» **What you need to do**
Scan the entries for the string "rank" and give the number of lines that have it, nothing further.
START
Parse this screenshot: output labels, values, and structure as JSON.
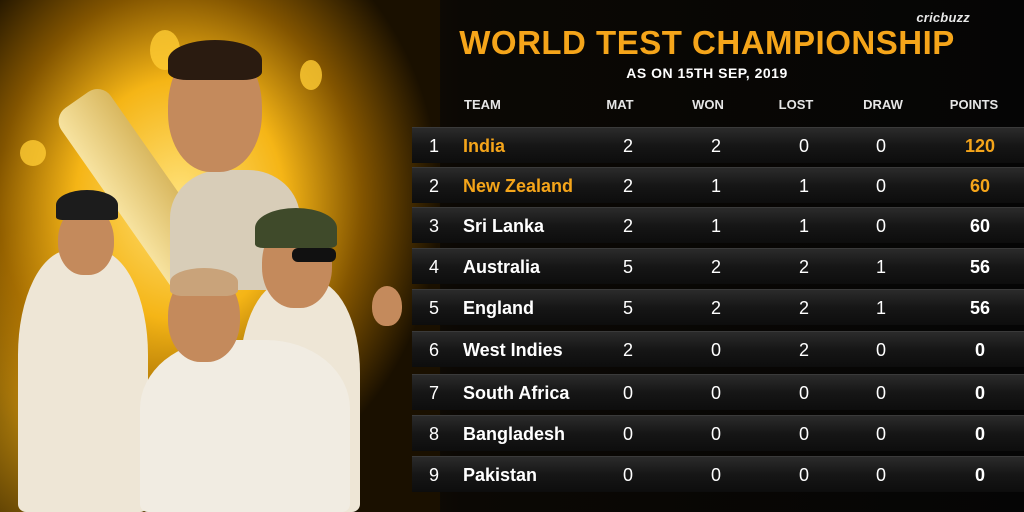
{
  "brand": {
    "logo_text": "cricbuzz"
  },
  "header": {
    "title": "WORLD TEST CHAMPIONSHIP",
    "subtitle": "AS ON 15TH SEP, 2019"
  },
  "table": {
    "columns": [
      "TEAM",
      "MAT",
      "WON",
      "LOST",
      "DRAW",
      "POINTS"
    ],
    "highlight_color": "#f5a51a",
    "rows": [
      {
        "rank": "1",
        "team": "India",
        "mat": "2",
        "won": "2",
        "lost": "0",
        "draw": "0",
        "points": "120",
        "highlight": true
      },
      {
        "rank": "2",
        "team": "New Zealand",
        "mat": "2",
        "won": "1",
        "lost": "1",
        "draw": "0",
        "points": "60",
        "highlight": true
      },
      {
        "rank": "3",
        "team": "Sri Lanka",
        "mat": "2",
        "won": "1",
        "lost": "1",
        "draw": "0",
        "points": "60",
        "highlight": false
      },
      {
        "rank": "4",
        "team": "Australia",
        "mat": "5",
        "won": "2",
        "lost": "2",
        "draw": "1",
        "points": "56",
        "highlight": false
      },
      {
        "rank": "5",
        "team": "England",
        "mat": "5",
        "won": "2",
        "lost": "2",
        "draw": "1",
        "points": "56",
        "highlight": false
      },
      {
        "rank": "6",
        "team": "West Indies",
        "mat": "2",
        "won": "0",
        "lost": "2",
        "draw": "0",
        "points": "0",
        "highlight": false
      },
      {
        "rank": "7",
        "team": "South Africa",
        "mat": "0",
        "won": "0",
        "lost": "0",
        "draw": "0",
        "points": "0",
        "highlight": false
      },
      {
        "rank": "8",
        "team": "Bangladesh",
        "mat": "0",
        "won": "0",
        "lost": "0",
        "draw": "0",
        "points": "0",
        "highlight": false
      },
      {
        "rank": "9",
        "team": "Pakistan",
        "mat": "0",
        "won": "0",
        "lost": "0",
        "draw": "0",
        "points": "0",
        "highlight": false
      }
    ]
  }
}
END
» **Expected answer**
9